* **Your goal**: Return the whole listing, line for line, without the pictures in it.

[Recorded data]
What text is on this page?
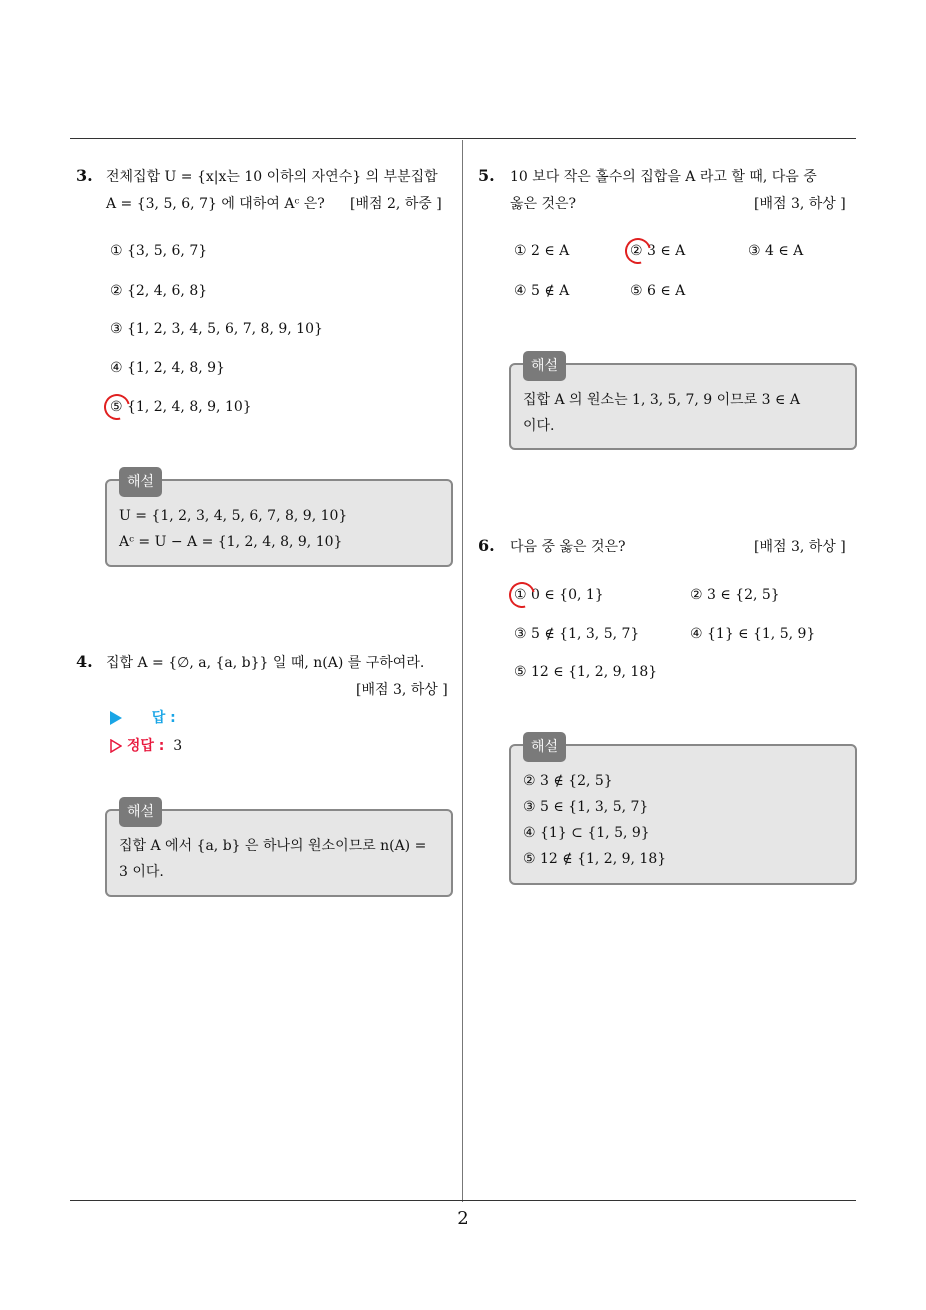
2
3. 전체집합 U = {x|x는 10 이하의 자연수} 의 부분집합
A = {3, 5, 6, 7} 에 대하여 Aᶜ 은? [배점 2, 하중 ]
① {3, 5, 6, 7}
② {2, 4, 6, 8}
③ {1, 2, 3, 4, 5, 6, 7, 8, 9, 10}
④ {1, 2, 4, 8, 9}
⑤ {1, 2, 4, 8, 9, 10}
해설
U = {1, 2, 3, 4, 5, 6, 7, 8, 9, 10}
Aᶜ = U − A = {1, 2, 4, 8, 9, 10}
4. 집합 A = {∅, a, {a, b}} 일 때, n(A) 를 구하여라.
[배점 3, 하상 ]
답 :
정답 : 3
해설
집합 A 에서 {a, b} 은 하나의 원소이므로 n(A) =
3 이다.
5. 10 보다 작은 홀수의 집합을 A 라고 할 때, 다음 중
옳은 것은?	[배점 3, 하상 ]
① 2 ∈ A	② 3 ∈ A	③ 4 ∈ A
④ 5 ∉ A	⑤ 6 ∈ A
해설
집합 A 의 원소는 1, 3, 5, 7, 9 이므로 3 ∈ A
이다.
6. 다음 중 옳은 것은?	[배점 3, 하상 ]
① 0 ∈ {0, 1}	② 3 ∈ {2, 5}
③ 5 ∉ {1, 3, 5, 7}	④ {1} ∈ {1, 5, 9}
⑤ 12 ∈ {1, 2, 9, 18}
해설
② 3 ∉ {2, 5}
③ 5 ∈ {1, 3, 5, 7}
④ {1} ⊂ {1, 5, 9}
⑤ 12 ∉ {1, 2, 9, 18}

* **Written solution**:
What text is on this page?
2
3. 전체집합 U = {x|x는 10 이하의 자연수} 의 부분집합
A = {3, 5, 6, 7} 에 대하여 Aᶜ 은? [배점 2, 하중 ]
① {3, 5, 6, 7}
② {2, 4, 6, 8}
③ {1, 2, 3, 4, 5, 6, 7, 8, 9, 10}
④ {1, 2, 4, 8, 9}
⑤ {1, 2, 4, 8, 9, 10}
해설
U = {1, 2, 3, 4, 5, 6, 7, 8, 9, 10}
Aᶜ = U − A = {1, 2, 4, 8, 9, 10}
4. 집합 A = {∅, a, {a, b}} 일 때, n(A) 를 구하여라.
[배점 3, 하상 ]
답 :
정답 : 3
해설
집합 A 에서 {a, b} 은 하나의 원소이므로 n(A) =
3 이다.
5. 10 보다 작은 홀수의 집합을 A 라고 할 때, 다음 중
옳은 것은?	[배점 3, 하상 ]
① 2 ∈ A	② 3 ∈ A	③ 4 ∈ A
④ 5 ∉ A	⑤ 6 ∈ A
해설
집합 A 의 원소는 1, 3, 5, 7, 9 이므로 3 ∈ A
이다.
6. 다음 중 옳은 것은?	[배점 3, 하상 ]
① 0 ∈ {0, 1}	② 3 ∈ {2, 5}
③ 5 ∉ {1, 3, 5, 7}	④ {1} ∈ {1, 5, 9}
⑤ 12 ∈ {1, 2, 9, 18}
해설
② 3 ∉ {2, 5}
③ 5 ∈ {1, 3, 5, 7}
④ {1} ⊂ {1, 5, 9}
⑤ 12 ∉ {1, 2, 9, 18}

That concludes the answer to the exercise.